## The problem
Write out the data again in full, exactly as it reads.

Data records:
════

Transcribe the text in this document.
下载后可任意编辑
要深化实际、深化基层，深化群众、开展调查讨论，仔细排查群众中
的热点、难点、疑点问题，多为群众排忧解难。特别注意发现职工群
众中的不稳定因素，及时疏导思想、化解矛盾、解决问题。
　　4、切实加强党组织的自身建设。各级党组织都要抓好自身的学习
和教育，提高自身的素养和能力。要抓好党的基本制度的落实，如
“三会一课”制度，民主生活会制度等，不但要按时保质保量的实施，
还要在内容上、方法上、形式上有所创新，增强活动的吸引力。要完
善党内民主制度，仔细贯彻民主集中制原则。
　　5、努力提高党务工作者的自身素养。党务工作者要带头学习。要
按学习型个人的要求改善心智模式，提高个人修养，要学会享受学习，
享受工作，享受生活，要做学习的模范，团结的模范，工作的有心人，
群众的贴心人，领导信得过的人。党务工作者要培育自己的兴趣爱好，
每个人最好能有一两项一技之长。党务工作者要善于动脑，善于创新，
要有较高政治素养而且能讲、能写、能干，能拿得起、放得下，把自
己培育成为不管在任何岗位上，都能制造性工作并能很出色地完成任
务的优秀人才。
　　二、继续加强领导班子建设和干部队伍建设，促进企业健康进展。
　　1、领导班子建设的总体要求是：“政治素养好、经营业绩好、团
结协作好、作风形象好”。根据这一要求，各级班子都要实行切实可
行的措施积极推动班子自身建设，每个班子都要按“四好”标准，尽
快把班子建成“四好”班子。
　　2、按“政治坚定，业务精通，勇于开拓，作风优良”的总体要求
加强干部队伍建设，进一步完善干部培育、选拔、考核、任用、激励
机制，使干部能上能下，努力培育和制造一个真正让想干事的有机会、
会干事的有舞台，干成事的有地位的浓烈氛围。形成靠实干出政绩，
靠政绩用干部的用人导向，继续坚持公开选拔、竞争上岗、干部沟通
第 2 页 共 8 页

════

## Exercise answer
Transcribe the text in this document.
下载后可任意编辑
要深化实际、深化基层，深化群众、开展调查讨论，仔细排查群众中
的热点、难点、疑点问题，多为群众排忧解难。特别注意发现职工群
众中的不稳定因素，及时疏导思想、化解矛盾、解决问题。
　　4、切实加强党组织的自身建设。各级党组织都要抓好自身的学习
和教育，提高自身的素养和能力。要抓好党的基本制度的落实，如
“三会一课”制度，民主生活会制度等，不但要按时保质保量的实施，
还要在内容上、方法上、形式上有所创新，增强活动的吸引力。要完
善党内民主制度，仔细贯彻民主集中制原则。
　　5、努力提高党务工作者的自身素养。党务工作者要带头学习。要
按学习型个人的要求改善心智模式，提高个人修养，要学会享受学习，
享受工作，享受生活，要做学习的模范，团结的模范，工作的有心人，
群众的贴心人，领导信得过的人。党务工作者要培育自己的兴趣爱好，
每个人最好能有一两项一技之长。党务工作者要善于动脑，善于创新，
要有较高政治素养而且能讲、能写、能干，能拿得起、放得下，把自
己培育成为不管在任何岗位上，都能制造性工作并能很出色地完成任
务的优秀人才。
　　二、继续加强领导班子建设和干部队伍建设，促进企业健康进展。
　　1、领导班子建设的总体要求是：“政治素养好、经营业绩好、团
结协作好、作风形象好”。根据这一要求，各级班子都要实行切实可
行的措施积极推动班子自身建设，每个班子都要按“四好”标准，尽
快把班子建成“四好”班子。
　　2、按“政治坚定，业务精通，勇于开拓，作风优良”的总体要求
加强干部队伍建设，进一步完善干部培育、选拔、考核、任用、激励
机制，使干部能上能下，努力培育和制造一个真正让想干事的有机会、
会干事的有舞台，干成事的有地位的浓烈氛围。形成靠实干出政绩，
靠政绩用干部的用人导向，继续坚持公开选拔、竞争上岗、干部沟通
第 2 页 共 8 页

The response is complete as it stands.